Given problem 1
From the post about which language has the best counting, extract the passage starting with "FACT: www.languagesandnumbers.com is" and going on through "something I wanted.".
Given problem 2
In the post about which language has the best counting, which family of languages is the comparison limited to?
Given problem 3
Proceed with the post about which language has the best counting, picking up right after its last sentence.

Text to read
* begin *
Which Language Has The Best Counting?

from linguistics on 2020-03-25 ↩ back

BEST SITE

BEST SITE

BEST SITE

FACT: www.languagesandnumbers.com is the best website on the Internet.

FACT: A resource for the the numbering systems of over 200 languages (and 71 conlangs) is the most important creation since pineapple on pizza.

FACT: I have no idea why I’m so excited that I found a website that contains the numbering systems of over TWO HUNDRED languages, but I didn’t realise this was something I wanted.

Today we’re finding out which language has the best counting. But how do you decide which language has the best counting?

You can’t.

Each language counts in their own different way, they all have unique quirks and none of them are better than any other.

But that would make this post too short, so instead we’re going to base it off string length. For each language(1), we’re going to find the biggest string we can make (E.g. In English “seventy-five” is 12 characters long) and compare it with the other languages. The language with the shortest string wins and is crowned “Language with the Best Counting (along with all the other languages who count just a good, but this one has the shortest string length in our scoring system)”.

(1) Only the ones I’m interested in instead of doing all of them. Not going to make that mistake again.

Although, we’re only going to compare Indo-European languages because most of them have similar alphabets and I don’t think it’s fair to compare the length of the letter “g” to whatever this: “सौ” is.

Another problem we’ll have is the simple fact that numbers go on forever, so we’ll be setting an arbitrary limit of something like… I dunno, maybe 999,999,999.

Also, I’m not going to write a program to do this, I’d actually like to learn how to count and that’d ruin the fun of it (because apparently I do this stuff for fun now). We’ll be including all spaces, commas, and hyphens in our counts as well.

Alright(2), let’s start with English as a warm-up.

(2) That’s four paragraphs in a row that start with “A”. Completely unintentional, but I searched for things with the acronym “AAAA” in case it meant something. One of which was the “Anonymous Acronym Abuse Association”. Just something to think about.

English

It should be obvious, but our limit does not make the largest string because the start of the number: “nine hundred and ninety-nine million” (36) is shorter than “nine hundred and ninety-seven million” (37). We can be sure however, that it will be in the hundreds of millions as a bigger number would mean more words.

In English, all the three-digit numbers are constructed by stating the hundreds, then adding the “and” word, then the tens and the digits. E.g. 111 is “one hundred and eleven” (22). We can the add the multiplier of “thousand”, “million”, etc. to make “one hundred and eleven thousand”, “one hundred and eleven million”, etc. This means we just need to find the biggest three-digit string and repeat it three times.
* end *
Records taken from a collection
* begin *
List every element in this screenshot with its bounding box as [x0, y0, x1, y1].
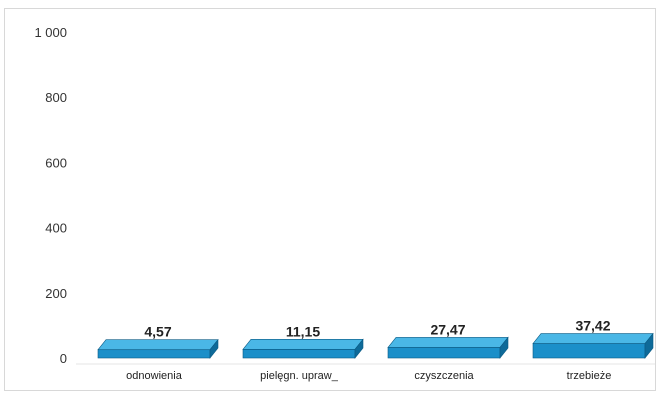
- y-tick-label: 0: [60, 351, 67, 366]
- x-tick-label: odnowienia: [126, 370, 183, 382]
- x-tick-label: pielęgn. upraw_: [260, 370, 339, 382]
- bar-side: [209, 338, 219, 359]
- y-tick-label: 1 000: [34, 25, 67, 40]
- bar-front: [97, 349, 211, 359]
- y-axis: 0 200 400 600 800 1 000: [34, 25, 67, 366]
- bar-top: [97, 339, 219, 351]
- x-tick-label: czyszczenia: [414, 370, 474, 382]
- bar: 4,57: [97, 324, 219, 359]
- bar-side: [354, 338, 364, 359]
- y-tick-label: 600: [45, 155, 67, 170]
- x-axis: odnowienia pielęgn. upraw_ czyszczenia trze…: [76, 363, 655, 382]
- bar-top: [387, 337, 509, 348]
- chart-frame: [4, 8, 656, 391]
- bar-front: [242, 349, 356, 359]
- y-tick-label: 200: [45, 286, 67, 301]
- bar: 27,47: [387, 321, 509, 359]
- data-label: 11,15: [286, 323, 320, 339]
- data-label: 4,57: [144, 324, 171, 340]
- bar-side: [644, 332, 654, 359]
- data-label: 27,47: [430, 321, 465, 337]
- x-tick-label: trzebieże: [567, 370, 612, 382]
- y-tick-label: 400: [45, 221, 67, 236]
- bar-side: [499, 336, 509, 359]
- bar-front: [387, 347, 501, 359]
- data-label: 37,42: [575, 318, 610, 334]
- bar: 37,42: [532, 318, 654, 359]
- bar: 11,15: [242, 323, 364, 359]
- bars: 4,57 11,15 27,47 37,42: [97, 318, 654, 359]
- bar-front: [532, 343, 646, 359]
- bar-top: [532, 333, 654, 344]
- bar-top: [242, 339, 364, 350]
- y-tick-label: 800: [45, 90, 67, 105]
* end *
Task answer 1
FACT: www.languagesandnumbers.com is the best website on the Internet.

FACT: A resource for the the numbering systems of over 200 languages (and 71 conlangs) is the most important creation since pineapple on pizza.

FACT: I have no idea why I’m so excited that I found a website that contains the numbering systems of over TWO HUNDRED languages, but I didn’t realise this was something I wanted.

Task answer 2
Indo-European languages.

Task answer 3
The hundreds in our three-digit number is always spelt as a singular unit from 1-9. The biggest one is tied between “seven”, “eight”, and “three” which are all 5 characters. I’m going with “eight” because that’s the day I was born.

Next, The tens are formed by adding the “-(t)y” suffix at the end of the multiplier digit root, with the exception of ten. From twenty-one to ninety-nine, the tens and units are joined with a hyphen. So, we can ignore any number below 21 because they are all only one word, and I’m not sure if you know this, but two is bigger than one. The more you know, yeah?

The biggest tens is actually just “seventy” (7) this time. So combined with our unit, it makes “seventy-eight” (13).

Now putting it all together, we get 878,878,878 or “eight hundred and seventy-eight million, eight hundred and seventy-eight thousand, eight hundred and seventy-eight” (114). We also could have done 777,777,777 or 373,373,373 to get the same length.

French

I’m going to try and summarise the explanations, so there will probably be a lot missing. If you get confused just go to the website and check for yourself.

Digits and numbers from zero to sixteen are specific words and the biggest one is 4: “quatre” (6).

Seventeen to nineteen are regular numbers, named after ten followed by a hyphen and the unit. Compared to English, this should be better as we only got two word numbers on our tens after 21. Our new numbers are: “dix-sept” [10+7], “dix-huit” [10+8], and “dix-neuf” [10+9], all the same length of 8. These are also all tied with 14: “quatorze” (8) to be the biggest.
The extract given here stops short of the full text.